What is being asked
Exclude the pictures, then copy all remaining records exactly.

Dataset items

━━━━

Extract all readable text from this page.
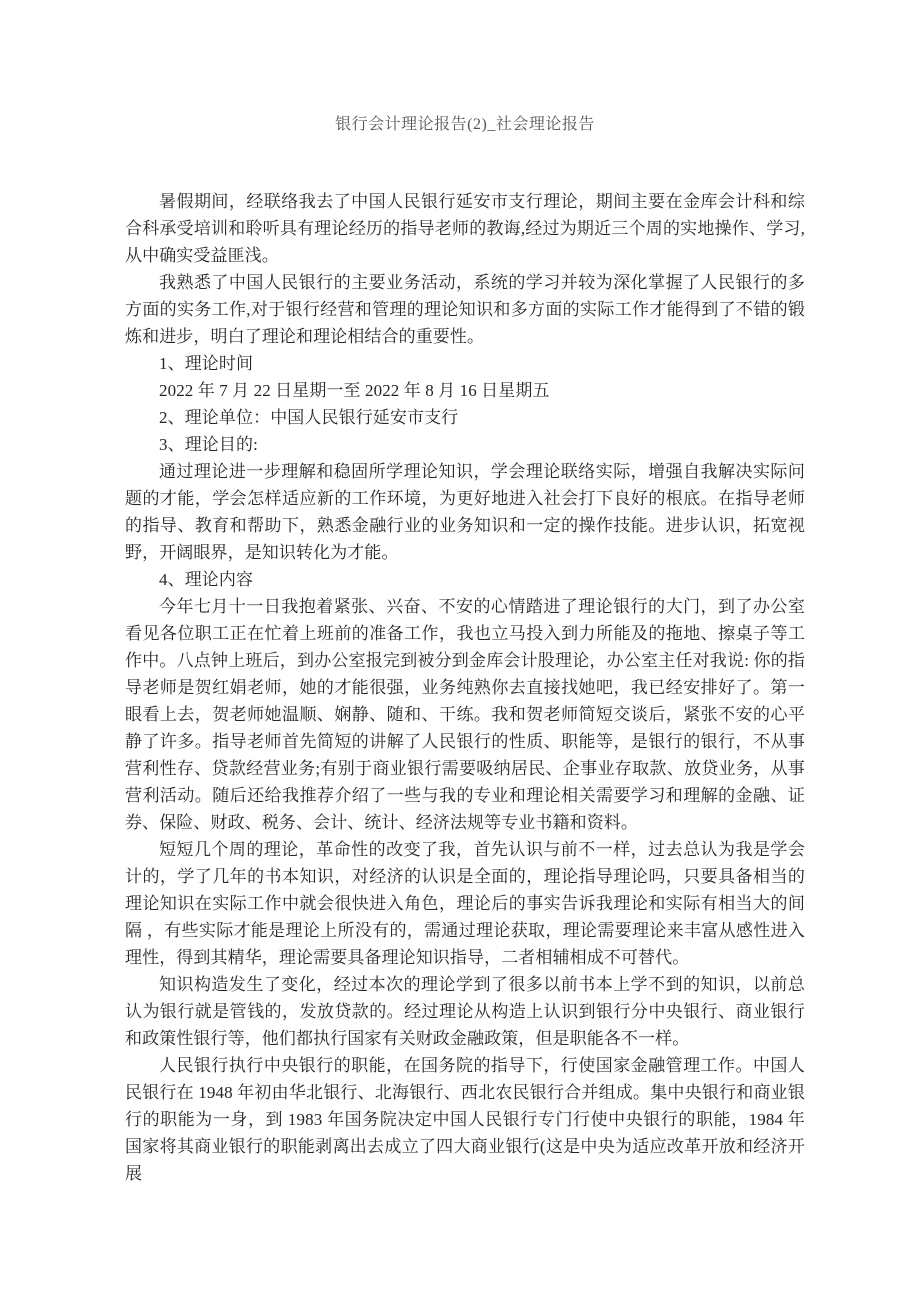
银行会计理论报告(2)_社会理论报告

暑假期间，经联络我去了中国人民银行延安市支行理论，期间主要在金库会计科和综合科承受培训和聆听具有理论经历的指导老师的教诲,经过为期近三个周的实地操作、学习,从中确实受益匪浅。

我熟悉了中国人民银行的主要业务活动，系统的学习并较为深化掌握了人民银行的多方面的实务工作,对于银行经营和管理的理论知识和多方面的实际工作才能得到了不错的锻炼和进步，明白了理论和理论相结合的重要性。

1、理论时间

2022 年 7 月 22 日星期一至 2022 年 8 月 16 日星期五

2、理论单位：中国人民银行延安市支行

3、理论目的:

通过理论进一步理解和稳固所学理论知识，学会理论联络实际，增强自我解决实际问题的才能，学会怎样适应新的工作环境，为更好地进入社会打下良好的根底。在指导老师的指导、教育和帮助下，熟悉金融行业的业务知识和一定的操作技能。进步认识，拓宽视 野，开阔眼界，是知识转化为才能。

4、理论内容

今年七月十一日我抱着紧张、兴奋、不安的心情踏进了理论银行的大门，到了办公室看见各位职工正在忙着上班前的准备工作，我也立马投入到力所能及的拖地、擦桌子等工作中。八点钟上班后，到办公室报完到被分到金库会计股理论，办公室主任对我说: 你的指导老师是贺红娟老师，她的才能很强，业务纯熟你去直接找她吧，我已经安排好了。第一眼看上去，贺老师她温顺、娴静、随和、干练。我和贺老师简短交谈后，紧张不安的心平静了许多。指导老师首先简短的讲解了人民银行的性质、职能等，是银行的银行，不从事营利性存、贷款经营业务;有别于商业银行需要吸纳居民、企事业存取款、放贷业务，从事营利活动。随后还给我推荐介绍了一些与我的专业和理论相关需要学习和理解的金融、证券、保险、财政、税务、会计、统计、经济法规等专业书籍和资料。

短短几个周的理论，革命性的改变了我，首先认识与前不一样，过去总认为我是学会计的，学了几年的书本知识，对经济的认识是全面的，理论指导理论吗，只要具备相当的理论知识在实际工作中就会很快进入角色，理论后的事实告诉我理论和实际有相当大的间隔 ，有些实际才能是理论上所没有的，需通过理论获取，理论需要理论来丰富从感性进入理性，得到其精华，理论需要具备理论知识指导，二者相辅相成不可替代。

知识构造发生了变化，经过本次的理论学到了很多以前书本上学不到的知识，以前总认为银行就是管钱的，发放贷款的。经过理论从构造上认识到银行分中央银行、商业银行和政策性银行等，他们都执行国家有关财政金融政策，但是职能各不一样。

人民银行执行中央银行的职能，在国务院的指导下，行使国家金融管理工作。中国人民银行在 1948 年初由华北银行、北海银行、西北农民银行合并组成。集中央银行和商业银行的职能为一身，到 1983 年国务院决定中国人民银行专门行使中央银行的职能，1984 年国家将其商业银行的职能剥离出去成立了四大商业银行(这是中央为适应改革开放和经济开展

━━━━

Solution
Extract all readable text from this page.
银行会计理论报告(2)_社会理论报告

暑假期间，经联络我去了中国人民银行延安市支行理论，期间主要在金库会计科和综合科承受培训和聆听具有理论经历的指导老师的教诲,经过为期近三个周的实地操作、学习,从中确实受益匪浅。

我熟悉了中国人民银行的主要业务活动，系统的学习并较为深化掌握了人民银行的多方面的实务工作,对于银行经营和管理的理论知识和多方面的实际工作才能得到了不错的锻炼和进步，明白了理论和理论相结合的重要性。

1、理论时间

2022 年 7 月 22 日星期一至 2022 年 8 月 16 日星期五

2、理论单位：中国人民银行延安市支行

3、理论目的:

通过理论进一步理解和稳固所学理论知识，学会理论联络实际，增强自我解决实际问题的才能，学会怎样适应新的工作环境，为更好地进入社会打下良好的根底。在指导老师的指导、教育和帮助下，熟悉金融行业的业务知识和一定的操作技能。进步认识，拓宽视 野，开阔眼界，是知识转化为才能。

4、理论内容

今年七月十一日我抱着紧张、兴奋、不安的心情踏进了理论银行的大门，到了办公室看见各位职工正在忙着上班前的准备工作，我也立马投入到力所能及的拖地、擦桌子等工作中。八点钟上班后，到办公室报完到被分到金库会计股理论，办公室主任对我说: 你的指导老师是贺红娟老师，她的才能很强，业务纯熟你去直接找她吧，我已经安排好了。第一眼看上去，贺老师她温顺、娴静、随和、干练。我和贺老师简短交谈后，紧张不安的心平静了许多。指导老师首先简短的讲解了人民银行的性质、职能等，是银行的银行，不从事营利性存、贷款经营业务;有别于商业银行需要吸纳居民、企事业存取款、放贷业务，从事营利活动。随后还给我推荐介绍了一些与我的专业和理论相关需要学习和理解的金融、证券、保险、财政、税务、会计、统计、经济法规等专业书籍和资料。

短短几个周的理论，革命性的改变了我，首先认识与前不一样，过去总认为我是学会计的，学了几年的书本知识，对经济的认识是全面的，理论指导理论吗，只要具备相当的理论知识在实际工作中就会很快进入角色，理论后的事实告诉我理论和实际有相当大的间隔 ，有些实际才能是理论上所没有的，需通过理论获取，理论需要理论来丰富从感性进入理性，得到其精华，理论需要具备理论知识指导，二者相辅相成不可替代。

知识构造发生了变化，经过本次的理论学到了很多以前书本上学不到的知识，以前总认为银行就是管钱的，发放贷款的。经过理论从构造上认识到银行分中央银行、商业银行和政策性银行等，他们都执行国家有关财政金融政策，但是职能各不一样。

人民银行执行中央银行的职能，在国务院的指导下，行使国家金融管理工作。中国人民银行在 1948 年初由华北银行、北海银行、西北农民银行合并组成。集中央银行和商业银行的职能为一身，到 1983 年国务院决定中国人民银行专门行使中央银行的职能，1984 年国家将其商业银行的职能剥离出去成立了四大商业银行(这是中央为适应改革开放和经济开展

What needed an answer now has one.